AIM: Copy each line that contains the string "this".

RECORD SET:
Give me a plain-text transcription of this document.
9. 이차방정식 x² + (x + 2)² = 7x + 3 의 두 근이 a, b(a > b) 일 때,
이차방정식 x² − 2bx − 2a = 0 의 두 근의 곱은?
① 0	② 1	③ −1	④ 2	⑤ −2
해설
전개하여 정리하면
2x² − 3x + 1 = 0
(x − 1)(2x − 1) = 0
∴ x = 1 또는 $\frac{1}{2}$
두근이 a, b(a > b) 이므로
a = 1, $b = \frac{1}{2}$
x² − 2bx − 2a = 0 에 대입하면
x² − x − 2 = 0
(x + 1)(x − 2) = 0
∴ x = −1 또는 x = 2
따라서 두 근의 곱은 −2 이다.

---

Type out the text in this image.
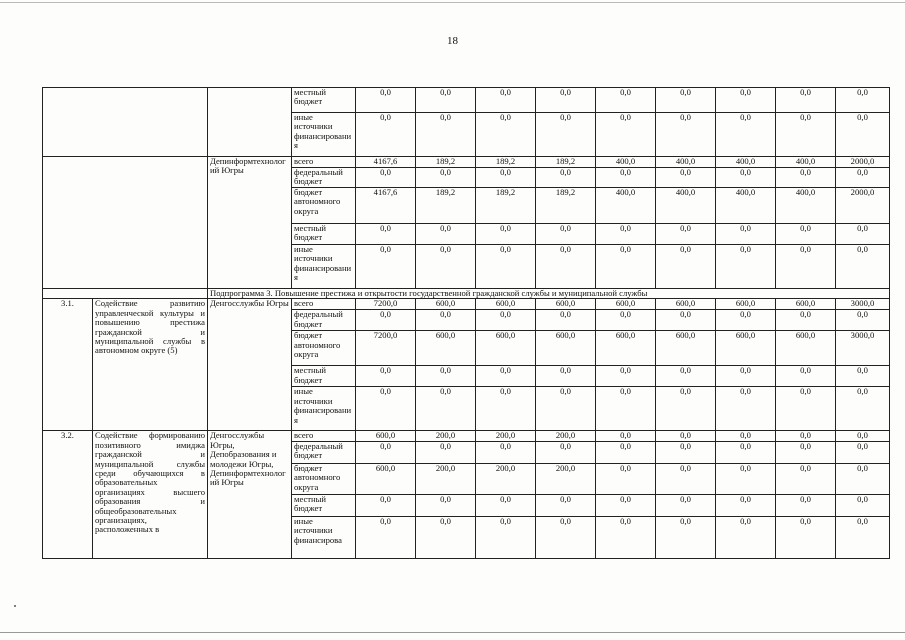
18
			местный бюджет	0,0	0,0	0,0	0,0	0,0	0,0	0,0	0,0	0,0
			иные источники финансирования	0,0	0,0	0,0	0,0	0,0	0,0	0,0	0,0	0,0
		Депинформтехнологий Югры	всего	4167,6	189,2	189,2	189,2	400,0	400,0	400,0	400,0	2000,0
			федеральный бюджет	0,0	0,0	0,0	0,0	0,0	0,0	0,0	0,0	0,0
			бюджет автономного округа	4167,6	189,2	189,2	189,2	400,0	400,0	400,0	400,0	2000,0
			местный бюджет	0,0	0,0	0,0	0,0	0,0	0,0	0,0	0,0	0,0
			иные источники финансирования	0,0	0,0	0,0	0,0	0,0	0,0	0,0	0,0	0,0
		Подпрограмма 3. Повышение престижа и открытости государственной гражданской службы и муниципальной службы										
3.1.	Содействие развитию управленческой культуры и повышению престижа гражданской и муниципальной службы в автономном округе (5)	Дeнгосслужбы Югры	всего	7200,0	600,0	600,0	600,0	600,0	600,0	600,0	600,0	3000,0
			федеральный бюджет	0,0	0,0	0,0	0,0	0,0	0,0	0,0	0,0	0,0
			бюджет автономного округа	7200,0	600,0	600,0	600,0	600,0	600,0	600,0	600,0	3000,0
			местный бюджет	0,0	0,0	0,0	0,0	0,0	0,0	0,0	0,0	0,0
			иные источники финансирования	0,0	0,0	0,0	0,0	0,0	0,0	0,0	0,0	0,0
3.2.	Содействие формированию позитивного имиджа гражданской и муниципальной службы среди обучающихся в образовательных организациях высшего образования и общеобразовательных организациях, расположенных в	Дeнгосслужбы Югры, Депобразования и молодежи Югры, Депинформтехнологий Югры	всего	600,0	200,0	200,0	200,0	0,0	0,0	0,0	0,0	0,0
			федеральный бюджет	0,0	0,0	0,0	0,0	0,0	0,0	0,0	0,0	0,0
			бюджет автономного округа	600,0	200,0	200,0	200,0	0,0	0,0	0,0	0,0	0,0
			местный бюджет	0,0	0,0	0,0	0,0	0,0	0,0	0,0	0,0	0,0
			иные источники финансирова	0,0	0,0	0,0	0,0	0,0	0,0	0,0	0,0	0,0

EXPECTED ANSWER:
Give me a plain-text transcription of this document.
Type out the text in this image.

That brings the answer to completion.